_Prompt_: Which lines hold the string "spec"? Copy every one of them.

_Data to use_:

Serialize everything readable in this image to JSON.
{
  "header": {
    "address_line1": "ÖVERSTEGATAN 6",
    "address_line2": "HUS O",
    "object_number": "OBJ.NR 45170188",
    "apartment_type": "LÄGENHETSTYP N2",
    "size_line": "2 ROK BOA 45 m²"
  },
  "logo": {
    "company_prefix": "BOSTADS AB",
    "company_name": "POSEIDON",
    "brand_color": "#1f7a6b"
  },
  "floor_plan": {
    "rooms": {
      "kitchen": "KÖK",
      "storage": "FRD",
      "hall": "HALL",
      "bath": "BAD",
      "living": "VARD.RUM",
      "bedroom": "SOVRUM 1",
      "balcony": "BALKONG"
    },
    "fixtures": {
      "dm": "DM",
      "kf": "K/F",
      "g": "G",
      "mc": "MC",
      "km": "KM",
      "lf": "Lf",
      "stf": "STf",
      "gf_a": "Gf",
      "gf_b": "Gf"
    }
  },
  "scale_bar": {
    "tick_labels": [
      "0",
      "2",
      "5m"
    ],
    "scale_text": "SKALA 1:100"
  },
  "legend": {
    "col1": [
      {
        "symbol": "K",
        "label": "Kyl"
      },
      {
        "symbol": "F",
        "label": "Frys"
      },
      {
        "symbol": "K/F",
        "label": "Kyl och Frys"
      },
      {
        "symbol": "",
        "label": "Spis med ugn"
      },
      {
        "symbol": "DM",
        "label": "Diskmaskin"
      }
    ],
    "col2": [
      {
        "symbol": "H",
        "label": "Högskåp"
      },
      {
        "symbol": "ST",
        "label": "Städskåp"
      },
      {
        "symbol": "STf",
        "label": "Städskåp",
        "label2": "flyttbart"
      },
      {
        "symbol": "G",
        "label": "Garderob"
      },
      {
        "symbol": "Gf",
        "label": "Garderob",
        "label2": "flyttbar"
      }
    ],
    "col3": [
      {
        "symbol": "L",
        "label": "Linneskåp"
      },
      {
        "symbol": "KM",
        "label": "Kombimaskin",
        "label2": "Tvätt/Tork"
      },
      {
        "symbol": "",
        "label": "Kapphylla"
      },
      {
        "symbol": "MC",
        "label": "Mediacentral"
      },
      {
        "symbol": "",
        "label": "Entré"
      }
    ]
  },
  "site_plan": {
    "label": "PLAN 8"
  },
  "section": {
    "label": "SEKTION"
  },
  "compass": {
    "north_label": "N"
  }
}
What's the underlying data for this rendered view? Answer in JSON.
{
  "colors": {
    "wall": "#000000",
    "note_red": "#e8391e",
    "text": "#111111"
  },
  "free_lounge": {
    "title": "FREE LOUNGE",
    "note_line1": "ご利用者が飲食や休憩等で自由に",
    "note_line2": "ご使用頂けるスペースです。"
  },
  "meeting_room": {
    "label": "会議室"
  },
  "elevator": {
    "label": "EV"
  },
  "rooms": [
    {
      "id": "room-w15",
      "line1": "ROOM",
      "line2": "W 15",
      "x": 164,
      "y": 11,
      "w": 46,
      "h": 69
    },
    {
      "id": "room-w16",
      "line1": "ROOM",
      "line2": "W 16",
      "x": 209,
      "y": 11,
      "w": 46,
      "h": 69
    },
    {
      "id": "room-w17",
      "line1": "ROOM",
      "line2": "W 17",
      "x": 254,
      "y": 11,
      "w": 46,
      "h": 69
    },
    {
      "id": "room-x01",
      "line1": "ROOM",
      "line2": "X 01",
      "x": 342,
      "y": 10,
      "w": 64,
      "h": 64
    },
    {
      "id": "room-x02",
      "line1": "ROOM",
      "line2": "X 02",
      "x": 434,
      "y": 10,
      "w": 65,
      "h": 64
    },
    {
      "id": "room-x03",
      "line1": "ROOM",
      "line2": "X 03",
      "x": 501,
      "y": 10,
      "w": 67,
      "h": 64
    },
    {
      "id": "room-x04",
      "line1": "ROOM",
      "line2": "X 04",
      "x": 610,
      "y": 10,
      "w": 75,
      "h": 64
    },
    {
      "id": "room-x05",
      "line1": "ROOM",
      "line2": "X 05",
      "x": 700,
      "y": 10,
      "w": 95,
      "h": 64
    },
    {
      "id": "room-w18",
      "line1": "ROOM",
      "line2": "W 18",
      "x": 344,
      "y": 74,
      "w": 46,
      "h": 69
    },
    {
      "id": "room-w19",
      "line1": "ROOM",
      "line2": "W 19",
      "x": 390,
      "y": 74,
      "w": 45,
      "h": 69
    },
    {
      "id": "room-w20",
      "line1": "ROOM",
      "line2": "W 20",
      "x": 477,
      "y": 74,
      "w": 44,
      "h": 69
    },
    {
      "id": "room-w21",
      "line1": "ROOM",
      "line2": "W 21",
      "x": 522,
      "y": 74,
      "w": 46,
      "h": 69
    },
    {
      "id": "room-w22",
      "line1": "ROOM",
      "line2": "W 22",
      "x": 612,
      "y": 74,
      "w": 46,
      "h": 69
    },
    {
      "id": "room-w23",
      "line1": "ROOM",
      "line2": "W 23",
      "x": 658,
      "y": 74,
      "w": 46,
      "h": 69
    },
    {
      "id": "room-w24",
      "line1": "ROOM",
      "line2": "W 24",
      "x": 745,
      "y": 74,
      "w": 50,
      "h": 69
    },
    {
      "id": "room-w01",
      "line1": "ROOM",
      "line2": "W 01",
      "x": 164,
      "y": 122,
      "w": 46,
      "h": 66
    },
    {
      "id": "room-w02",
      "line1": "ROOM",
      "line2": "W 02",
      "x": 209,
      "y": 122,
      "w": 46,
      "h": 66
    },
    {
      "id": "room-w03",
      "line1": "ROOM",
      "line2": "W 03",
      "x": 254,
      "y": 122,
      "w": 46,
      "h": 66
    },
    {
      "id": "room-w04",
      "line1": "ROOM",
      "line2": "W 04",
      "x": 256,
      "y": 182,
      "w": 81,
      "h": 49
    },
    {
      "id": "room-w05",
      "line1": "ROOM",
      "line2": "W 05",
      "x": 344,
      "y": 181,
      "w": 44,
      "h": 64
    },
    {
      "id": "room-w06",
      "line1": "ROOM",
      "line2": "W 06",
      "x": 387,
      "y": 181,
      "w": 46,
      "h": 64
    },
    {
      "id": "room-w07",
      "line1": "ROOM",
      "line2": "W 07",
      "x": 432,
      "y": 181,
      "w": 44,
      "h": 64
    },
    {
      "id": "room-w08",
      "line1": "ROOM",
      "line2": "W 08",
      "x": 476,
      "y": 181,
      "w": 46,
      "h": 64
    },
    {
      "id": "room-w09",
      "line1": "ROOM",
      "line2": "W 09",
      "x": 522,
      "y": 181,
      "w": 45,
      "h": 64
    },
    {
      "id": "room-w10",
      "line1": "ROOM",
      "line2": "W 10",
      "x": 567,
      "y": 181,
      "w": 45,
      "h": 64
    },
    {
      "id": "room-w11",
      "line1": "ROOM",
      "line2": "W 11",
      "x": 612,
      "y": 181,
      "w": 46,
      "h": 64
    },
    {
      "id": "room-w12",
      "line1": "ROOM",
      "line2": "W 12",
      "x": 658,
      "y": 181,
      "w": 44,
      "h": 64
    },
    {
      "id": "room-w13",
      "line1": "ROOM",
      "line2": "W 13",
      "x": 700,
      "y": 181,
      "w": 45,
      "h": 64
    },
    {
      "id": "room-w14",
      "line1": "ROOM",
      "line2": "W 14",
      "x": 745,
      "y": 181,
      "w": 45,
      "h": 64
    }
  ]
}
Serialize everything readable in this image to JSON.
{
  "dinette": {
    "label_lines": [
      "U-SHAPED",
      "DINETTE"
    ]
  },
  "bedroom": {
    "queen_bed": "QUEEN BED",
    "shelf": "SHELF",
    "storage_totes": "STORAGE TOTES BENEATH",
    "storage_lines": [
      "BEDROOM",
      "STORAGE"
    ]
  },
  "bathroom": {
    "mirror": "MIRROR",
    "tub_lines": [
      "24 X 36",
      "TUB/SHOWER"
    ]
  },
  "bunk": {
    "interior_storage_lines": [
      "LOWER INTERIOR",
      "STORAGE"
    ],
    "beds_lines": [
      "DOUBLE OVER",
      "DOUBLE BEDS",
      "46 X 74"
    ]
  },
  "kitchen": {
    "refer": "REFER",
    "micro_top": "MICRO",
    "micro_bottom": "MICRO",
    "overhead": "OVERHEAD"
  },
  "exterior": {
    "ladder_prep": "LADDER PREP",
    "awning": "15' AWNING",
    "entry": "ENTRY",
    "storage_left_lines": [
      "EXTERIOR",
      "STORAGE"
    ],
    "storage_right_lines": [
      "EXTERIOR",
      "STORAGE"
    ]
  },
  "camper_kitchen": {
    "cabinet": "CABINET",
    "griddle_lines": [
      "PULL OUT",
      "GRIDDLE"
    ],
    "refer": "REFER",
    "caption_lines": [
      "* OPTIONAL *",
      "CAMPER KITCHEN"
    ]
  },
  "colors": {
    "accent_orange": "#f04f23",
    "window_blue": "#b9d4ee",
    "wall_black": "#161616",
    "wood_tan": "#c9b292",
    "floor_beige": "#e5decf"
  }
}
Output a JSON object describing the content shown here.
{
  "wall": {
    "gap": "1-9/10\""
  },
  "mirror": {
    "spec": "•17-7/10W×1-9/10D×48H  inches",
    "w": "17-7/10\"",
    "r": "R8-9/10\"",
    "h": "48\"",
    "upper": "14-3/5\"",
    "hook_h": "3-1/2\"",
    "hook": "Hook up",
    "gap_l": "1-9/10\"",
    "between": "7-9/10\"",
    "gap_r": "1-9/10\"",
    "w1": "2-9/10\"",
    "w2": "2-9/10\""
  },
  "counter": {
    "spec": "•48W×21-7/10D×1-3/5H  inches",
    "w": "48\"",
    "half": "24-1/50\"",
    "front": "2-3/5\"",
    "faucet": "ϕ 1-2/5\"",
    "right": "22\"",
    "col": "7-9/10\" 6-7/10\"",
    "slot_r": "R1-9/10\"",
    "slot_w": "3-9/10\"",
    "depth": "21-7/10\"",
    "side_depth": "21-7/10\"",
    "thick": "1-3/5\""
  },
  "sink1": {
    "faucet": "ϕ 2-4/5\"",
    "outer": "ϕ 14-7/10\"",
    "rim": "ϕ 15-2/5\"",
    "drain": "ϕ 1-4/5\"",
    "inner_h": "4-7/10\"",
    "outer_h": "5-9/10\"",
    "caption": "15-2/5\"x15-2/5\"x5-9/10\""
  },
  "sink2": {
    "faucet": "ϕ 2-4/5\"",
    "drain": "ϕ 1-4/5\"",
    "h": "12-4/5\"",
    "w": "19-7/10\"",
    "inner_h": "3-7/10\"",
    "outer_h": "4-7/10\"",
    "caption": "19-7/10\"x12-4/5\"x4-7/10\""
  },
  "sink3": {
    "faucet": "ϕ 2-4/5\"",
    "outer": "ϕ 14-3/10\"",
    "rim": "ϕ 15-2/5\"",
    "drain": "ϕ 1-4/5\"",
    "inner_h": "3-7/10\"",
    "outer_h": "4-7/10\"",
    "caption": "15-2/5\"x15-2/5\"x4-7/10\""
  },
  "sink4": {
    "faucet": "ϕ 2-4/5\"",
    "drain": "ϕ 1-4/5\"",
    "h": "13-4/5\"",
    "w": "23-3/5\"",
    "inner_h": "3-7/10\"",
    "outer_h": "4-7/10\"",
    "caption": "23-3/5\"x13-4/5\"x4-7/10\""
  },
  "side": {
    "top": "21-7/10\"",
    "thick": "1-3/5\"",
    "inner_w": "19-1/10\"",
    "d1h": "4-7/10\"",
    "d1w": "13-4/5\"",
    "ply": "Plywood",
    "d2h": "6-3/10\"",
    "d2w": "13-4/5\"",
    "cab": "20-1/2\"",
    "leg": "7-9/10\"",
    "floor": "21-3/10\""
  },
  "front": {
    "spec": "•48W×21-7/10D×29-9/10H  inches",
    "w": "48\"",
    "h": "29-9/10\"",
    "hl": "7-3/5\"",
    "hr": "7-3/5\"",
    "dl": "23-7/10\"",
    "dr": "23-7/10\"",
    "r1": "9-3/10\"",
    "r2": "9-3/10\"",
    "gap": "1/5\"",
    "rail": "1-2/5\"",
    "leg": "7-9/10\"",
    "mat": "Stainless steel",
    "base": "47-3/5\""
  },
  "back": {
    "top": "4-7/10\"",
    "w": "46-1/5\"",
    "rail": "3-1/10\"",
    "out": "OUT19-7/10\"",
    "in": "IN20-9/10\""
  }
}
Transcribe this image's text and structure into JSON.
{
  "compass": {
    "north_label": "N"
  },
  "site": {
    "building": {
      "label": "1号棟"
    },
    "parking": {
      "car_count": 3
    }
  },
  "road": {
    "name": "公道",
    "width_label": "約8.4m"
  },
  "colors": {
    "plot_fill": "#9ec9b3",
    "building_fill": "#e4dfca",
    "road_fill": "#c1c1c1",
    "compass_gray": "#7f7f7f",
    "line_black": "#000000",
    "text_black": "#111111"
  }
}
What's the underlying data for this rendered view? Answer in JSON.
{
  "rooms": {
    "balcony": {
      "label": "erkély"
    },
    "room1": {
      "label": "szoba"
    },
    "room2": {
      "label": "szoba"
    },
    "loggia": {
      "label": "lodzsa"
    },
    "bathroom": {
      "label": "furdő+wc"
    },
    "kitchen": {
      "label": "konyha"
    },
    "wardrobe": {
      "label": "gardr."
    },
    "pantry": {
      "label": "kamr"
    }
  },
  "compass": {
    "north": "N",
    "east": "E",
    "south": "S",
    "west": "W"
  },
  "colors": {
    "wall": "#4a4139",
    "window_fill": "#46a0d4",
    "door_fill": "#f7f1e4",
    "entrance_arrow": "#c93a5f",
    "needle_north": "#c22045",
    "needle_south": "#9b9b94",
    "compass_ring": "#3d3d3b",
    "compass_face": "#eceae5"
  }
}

_Task output_:
    "spec": "•17-7/10W×1-9/10D×48H  inches",
    "spec": "•48W×21-7/10D×1-3/5H  inches",
    "spec": "•48W×21-7/10D×29-9/10H  inches",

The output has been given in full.